— Start —
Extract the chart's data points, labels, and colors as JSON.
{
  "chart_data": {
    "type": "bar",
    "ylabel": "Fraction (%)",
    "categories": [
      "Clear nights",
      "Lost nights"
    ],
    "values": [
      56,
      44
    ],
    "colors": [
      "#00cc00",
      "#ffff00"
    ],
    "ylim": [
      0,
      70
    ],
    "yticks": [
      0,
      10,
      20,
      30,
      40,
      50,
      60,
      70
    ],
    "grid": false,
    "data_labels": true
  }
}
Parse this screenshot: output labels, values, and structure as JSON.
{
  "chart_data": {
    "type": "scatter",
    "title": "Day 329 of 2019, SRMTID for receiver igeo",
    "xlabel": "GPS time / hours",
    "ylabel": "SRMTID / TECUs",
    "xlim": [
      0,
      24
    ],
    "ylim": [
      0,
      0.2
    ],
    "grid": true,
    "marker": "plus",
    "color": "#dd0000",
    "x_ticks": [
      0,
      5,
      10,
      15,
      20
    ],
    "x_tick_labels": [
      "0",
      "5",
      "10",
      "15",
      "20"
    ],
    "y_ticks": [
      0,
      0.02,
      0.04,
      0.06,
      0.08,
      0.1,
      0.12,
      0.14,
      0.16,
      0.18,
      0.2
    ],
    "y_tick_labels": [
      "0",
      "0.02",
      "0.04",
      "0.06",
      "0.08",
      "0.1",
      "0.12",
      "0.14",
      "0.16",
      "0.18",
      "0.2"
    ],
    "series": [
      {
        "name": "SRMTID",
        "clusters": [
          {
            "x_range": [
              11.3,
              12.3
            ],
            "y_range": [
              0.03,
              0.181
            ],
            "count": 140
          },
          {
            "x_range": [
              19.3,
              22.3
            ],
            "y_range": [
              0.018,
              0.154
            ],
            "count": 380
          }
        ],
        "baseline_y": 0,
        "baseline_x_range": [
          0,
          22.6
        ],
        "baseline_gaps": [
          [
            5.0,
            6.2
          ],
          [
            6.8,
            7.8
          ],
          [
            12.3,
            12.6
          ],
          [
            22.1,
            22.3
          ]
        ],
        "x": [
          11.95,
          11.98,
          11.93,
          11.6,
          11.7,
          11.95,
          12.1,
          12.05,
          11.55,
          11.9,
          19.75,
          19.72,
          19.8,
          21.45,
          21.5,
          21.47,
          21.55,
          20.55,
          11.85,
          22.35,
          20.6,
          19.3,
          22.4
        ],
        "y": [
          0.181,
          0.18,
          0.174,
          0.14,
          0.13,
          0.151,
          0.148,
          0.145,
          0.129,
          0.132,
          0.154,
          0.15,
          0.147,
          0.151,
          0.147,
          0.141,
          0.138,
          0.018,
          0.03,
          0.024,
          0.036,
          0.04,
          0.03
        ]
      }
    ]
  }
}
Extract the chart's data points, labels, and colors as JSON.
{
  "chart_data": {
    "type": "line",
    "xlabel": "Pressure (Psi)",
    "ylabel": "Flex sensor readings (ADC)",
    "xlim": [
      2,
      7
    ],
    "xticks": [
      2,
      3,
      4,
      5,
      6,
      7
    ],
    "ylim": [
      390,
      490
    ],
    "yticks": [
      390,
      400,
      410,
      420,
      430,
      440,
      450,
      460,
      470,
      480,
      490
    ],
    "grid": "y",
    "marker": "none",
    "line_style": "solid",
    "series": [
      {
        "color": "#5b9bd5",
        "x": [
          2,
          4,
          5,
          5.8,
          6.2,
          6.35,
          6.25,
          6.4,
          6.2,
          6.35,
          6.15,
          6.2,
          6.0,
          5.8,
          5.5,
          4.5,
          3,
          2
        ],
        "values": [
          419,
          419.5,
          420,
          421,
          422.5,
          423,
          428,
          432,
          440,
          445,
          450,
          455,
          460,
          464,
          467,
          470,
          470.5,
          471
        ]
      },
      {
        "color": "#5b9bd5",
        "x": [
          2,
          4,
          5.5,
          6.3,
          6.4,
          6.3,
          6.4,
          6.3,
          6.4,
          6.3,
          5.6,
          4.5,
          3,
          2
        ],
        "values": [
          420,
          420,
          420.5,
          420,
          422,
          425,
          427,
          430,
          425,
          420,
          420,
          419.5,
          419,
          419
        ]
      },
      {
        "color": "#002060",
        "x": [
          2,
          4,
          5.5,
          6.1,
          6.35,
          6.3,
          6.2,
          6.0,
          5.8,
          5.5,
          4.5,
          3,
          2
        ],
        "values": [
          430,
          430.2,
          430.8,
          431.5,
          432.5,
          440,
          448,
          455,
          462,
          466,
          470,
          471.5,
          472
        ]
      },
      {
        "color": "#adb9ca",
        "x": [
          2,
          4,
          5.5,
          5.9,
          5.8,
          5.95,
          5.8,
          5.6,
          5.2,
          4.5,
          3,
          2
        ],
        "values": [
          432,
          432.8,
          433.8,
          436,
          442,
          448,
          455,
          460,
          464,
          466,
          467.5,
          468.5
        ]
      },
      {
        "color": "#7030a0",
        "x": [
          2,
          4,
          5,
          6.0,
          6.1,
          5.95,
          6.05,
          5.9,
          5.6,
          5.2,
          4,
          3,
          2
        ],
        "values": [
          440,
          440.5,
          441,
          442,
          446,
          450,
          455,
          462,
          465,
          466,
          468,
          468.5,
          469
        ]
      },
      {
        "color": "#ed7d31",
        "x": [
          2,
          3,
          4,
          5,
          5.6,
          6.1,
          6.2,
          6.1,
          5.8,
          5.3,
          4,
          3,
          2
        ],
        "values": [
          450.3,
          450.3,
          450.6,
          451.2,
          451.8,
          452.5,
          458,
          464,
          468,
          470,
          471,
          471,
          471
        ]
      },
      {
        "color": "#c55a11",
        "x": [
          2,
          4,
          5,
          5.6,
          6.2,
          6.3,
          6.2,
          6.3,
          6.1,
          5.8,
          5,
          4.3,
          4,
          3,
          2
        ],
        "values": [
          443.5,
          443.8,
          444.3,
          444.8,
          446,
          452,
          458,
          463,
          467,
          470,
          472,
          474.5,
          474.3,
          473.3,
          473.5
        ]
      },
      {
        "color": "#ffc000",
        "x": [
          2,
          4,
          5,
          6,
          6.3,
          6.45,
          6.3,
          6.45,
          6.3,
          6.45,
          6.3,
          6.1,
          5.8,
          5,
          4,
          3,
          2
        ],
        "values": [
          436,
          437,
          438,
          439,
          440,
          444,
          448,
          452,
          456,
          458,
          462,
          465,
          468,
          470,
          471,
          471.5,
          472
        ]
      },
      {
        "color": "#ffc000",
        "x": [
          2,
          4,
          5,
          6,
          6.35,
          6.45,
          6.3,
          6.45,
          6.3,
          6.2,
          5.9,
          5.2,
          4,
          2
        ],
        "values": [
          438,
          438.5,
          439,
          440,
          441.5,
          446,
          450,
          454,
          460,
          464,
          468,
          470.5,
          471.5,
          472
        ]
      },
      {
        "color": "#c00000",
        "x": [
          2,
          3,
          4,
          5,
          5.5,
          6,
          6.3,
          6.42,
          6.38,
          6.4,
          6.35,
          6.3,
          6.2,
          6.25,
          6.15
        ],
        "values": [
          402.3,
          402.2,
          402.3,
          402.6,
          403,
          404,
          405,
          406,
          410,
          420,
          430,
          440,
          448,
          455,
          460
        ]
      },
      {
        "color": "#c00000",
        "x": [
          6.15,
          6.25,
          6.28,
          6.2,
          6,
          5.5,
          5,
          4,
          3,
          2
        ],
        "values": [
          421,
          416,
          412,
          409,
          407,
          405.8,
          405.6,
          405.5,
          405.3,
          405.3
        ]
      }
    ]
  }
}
— End —
# TASK DETAILS
Copy each entry exactly, with nothing added or dropped.

# SOLVED PROBLEM
Extract the chart's data points, labels, and colors as JSON.
{
  "chart_data": {
    "type": "bar",
    "ylabel": "Fraction (%)",
    "categories": [
      "Clear nights",
      "Lost nights"
    ],
    "values": [
      56,
      44
    ],
    "colors": [
      "#00cc00",
      "#ffff00"
    ],
    "ylim": [
      0,
      70
    ],
    "yticks": [
      0,
      10,
      20,
      30,
      40,
      50,
      60,
      70
    ],
    "grid": false,
    "data_labels": true
  }
}
Parse this screenshot: output labels, values, and structure as JSON.
{
  "chart_data": {
    "type": "scatter",
    "title": "Day 329 of 2019, SRMTID for receiver igeo",
    "xlabel": "GPS time / hours",
    "ylabel": "SRMTID / TECUs",
    "xlim": [
      0,
      24
    ],
    "ylim": [
      0,
      0.2
    ],
    "grid": true,
    "marker": "plus",
    "color": "#dd0000",
    "x_ticks": [
      0,
      5,
      10,
      15,
      20
    ],
    "x_tick_labels": [
      "0",
      "5",
      "10",
      "15",
      "20"
    ],
    "y_ticks": [
      0,
      0.02,
      0.04,
      0.06,
      0.08,
      0.1,
      0.12,
      0.14,
      0.16,
      0.18,
      0.2
    ],
    "y_tick_labels": [
      "0",
      "0.02",
      "0.04",
      "0.06",
      "0.08",
      "0.1",
      "0.12",
      "0.14",
      "0.16",
      "0.18",
      "0.2"
    ],
    "series": [
      {
        "name": "SRMTID",
        "clusters": [
          {
            "x_range": [
              11.3,
              12.3
            ],
            "y_range": [
              0.03,
              0.181
            ],
            "count": 140
          },
          {
            "x_range": [
              19.3,
              22.3
            ],
            "y_range": [
              0.018,
              0.154
            ],
            "count": 380
          }
        ],
        "baseline_y": 0,
        "baseline_x_range": [
          0,
          22.6
        ],
        "baseline_gaps": [
          [
            5.0,
            6.2
          ],
          [
            6.8,
            7.8
          ],
          [
            12.3,
            12.6
          ],
          [
            22.1,
            22.3
          ]
        ],
        "x": [
          11.95,
          11.98,
          11.93,
          11.6,
          11.7,
          11.95,
          12.1,
          12.05,
          11.55,
          11.9,
          19.75,
          19.72,
          19.8,
          21.45,
          21.5,
          21.47,
          21.55,
          20.55,
          11.85,
          22.35,
          20.6,
          19.3,
          22.4
        ],
        "y": [
          0.181,
          0.18,
          0.174,
          0.14,
          0.13,
          0.151,
          0.148,
          0.145,
          0.129,
          0.132,
          0.154,
          0.15,
          0.147,
          0.151,
          0.147,
          0.141,
          0.138,
          0.018,
          0.03,
          0.024,
          0.036,
          0.04,
          0.03
        ]
      }
    ]
  }
}
Extract the chart's data points, labels, and colors as JSON.
{
  "chart_data": {
    "type": "line",
    "xlabel": "Pressure (Psi)",
    "ylabel": "Flex sensor readings (ADC)",
    "xlim": [
      2,
      7
    ],
    "xticks": [
      2,
      3,
      4,
      5,
      6,
      7
    ],
    "ylim": [
      390,
      490
    ],
    "yticks": [
      390,
      400,
      410,
      420,
      430,
      440,
      450,
      460,
      470,
      480,
      490
    ],
    "grid": "y",
    "marker": "none",
    "line_style": "solid",
    "series": [
      {
        "color": "#5b9bd5",
        "x": [
          2,
          4,
          5,
          5.8,
          6.2,
          6.35,
          6.25,
          6.4,
          6.2,
          6.35,
          6.15,
          6.2,
          6.0,
          5.8,
          5.5,
          4.5,
          3,
          2
        ],
        "values": [
          419,
          419.5,
          420,
          421,
          422.5,
          423,
          428,
          432,
          440,
          445,
          450,
          455,
          460,
          464,
          467,
          470,
          470.5,
          471
        ]
      },
      {
        "color": "#5b9bd5",
        "x": [
          2,
          4,
          5.5,
          6.3,
          6.4,
          6.3,
          6.4,
          6.3,
          6.4,
          6.3,
          5.6,
          4.5,
          3,
          2
        ],
        "values": [
          420,
          420,
          420.5,
          420,
          422,
          425,
          427,
          430,
          425,
          420,
          420,
          419.5,
          419,
          419
        ]
      },
      {
        "color": "#002060",
        "x": [
          2,
          4,
          5.5,
          6.1,
          6.35,
          6.3,
          6.2,
          6.0,
          5.8,
          5.5,
          4.5,
          3,
          2
        ],
        "values": [
          430,
          430.2,
          430.8,
          431.5,
          432.5,
          440,
          448,
          455,
          462,
          466,
          470,
          471.5,
          472
        ]
      },
      {
        "color": "#adb9ca",
        "x": [
          2,
          4,
          5.5,
          5.9,
          5.8,
          5.95,
          5.8,
          5.6,
          5.2,
          4.5,
          3,
          2
        ],
        "values": [
          432,
          432.8,
          433.8,
          436,
          442,
          448,
          455,
          460,
          464,
          466,
          467.5,
          468.5
        ]
      },
      {
        "color": "#7030a0",
        "x": [
          2,
          4,
          5,
          6.0,
          6.1,
          5.95,
          6.05,
          5.9,
          5.6,
          5.2,
          4,
          3,
          2
        ],
        "values": [
          440,
          440.5,
          441,
          442,
          446,
          450,
          455,
          462,
          465,
          466,
          468,
          468.5,
          469
        ]
      },
      {
        "color": "#ed7d31",
        "x": [
          2,
          3,
          4,
          5,
          5.6,
          6.1,
          6.2,
          6.1,
          5.8,
          5.3,
          4,
          3,
          2
        ],
        "values": [
          450.3,
          450.3,
          450.6,
          451.2,
          451.8,
          452.5,
          458,
          464,
          468,
          470,
          471,
          471,
          471
        ]
      },
      {
        "color": "#c55a11",
        "x": [
          2,
          4,
          5,
          5.6,
          6.2,
          6.3,
          6.2,
          6.3,
          6.1,
          5.8,
          5,
          4.3,
          4,
          3,
          2
        ],
        "values": [
          443.5,
          443.8,
          444.3,
          444.8,
          446,
          452,
          458,
          463,
          467,
          470,
          472,
          474.5,
          474.3,
          473.3,
          473.5
        ]
      },
      {
        "color": "#ffc000",
        "x": [
          2,
          4,
          5,
          6,
          6.3,
          6.45,
          6.3,
          6.45,
          6.3,
          6.45,
          6.3,
          6.1,
          5.8,
          5,
          4,
          3,
          2
        ],
        "values": [
          436,
          437,
          438,
          439,
          440,
          444,
          448,
          452,
          456,
          458,
          462,
          465,
          468,
          470,
          471,
          471.5,
          472
        ]
      },
      {
        "color": "#ffc000",
        "x": [
          2,
          4,
          5,
          6,
          6.35,
          6.45,
          6.3,
          6.45,
          6.3,
          6.2,
          5.9,
          5.2,
          4,
          2
        ],
        "values": [
          438,
          438.5,
          439,
          440,
          441.5,
          446,
          450,
          454,
          460,
          464,
          468,
          470.5,
          471.5,
          472
        ]
      },
      {
        "color": "#c00000",
        "x": [
          2,
          3,
          4,
          5,
          5.5,
          6,
          6.3,
          6.42,
          6.38,
          6.4,
          6.35,
          6.3,
          6.2,
          6.25,
          6.15
        ],
        "values": [
          402.3,
          402.2,
          402.3,
          402.6,
          403,
          404,
          405,
          406,
          410,
          420,
          430,
          440,
          448,
          455,
          460
        ]
      },
      {
        "color": "#c00000",
        "x": [
          6.15,
          6.25,
          6.28,
          6.2,
          6,
          5.5,
          5,
          4,
          3,
          2
        ],
        "values": [
          421,
          416,
          412,
          409,
          407,
          405.8,
          405.6,
          405.5,
          405.3,
          405.3
        ]
      }
    ]
  }
}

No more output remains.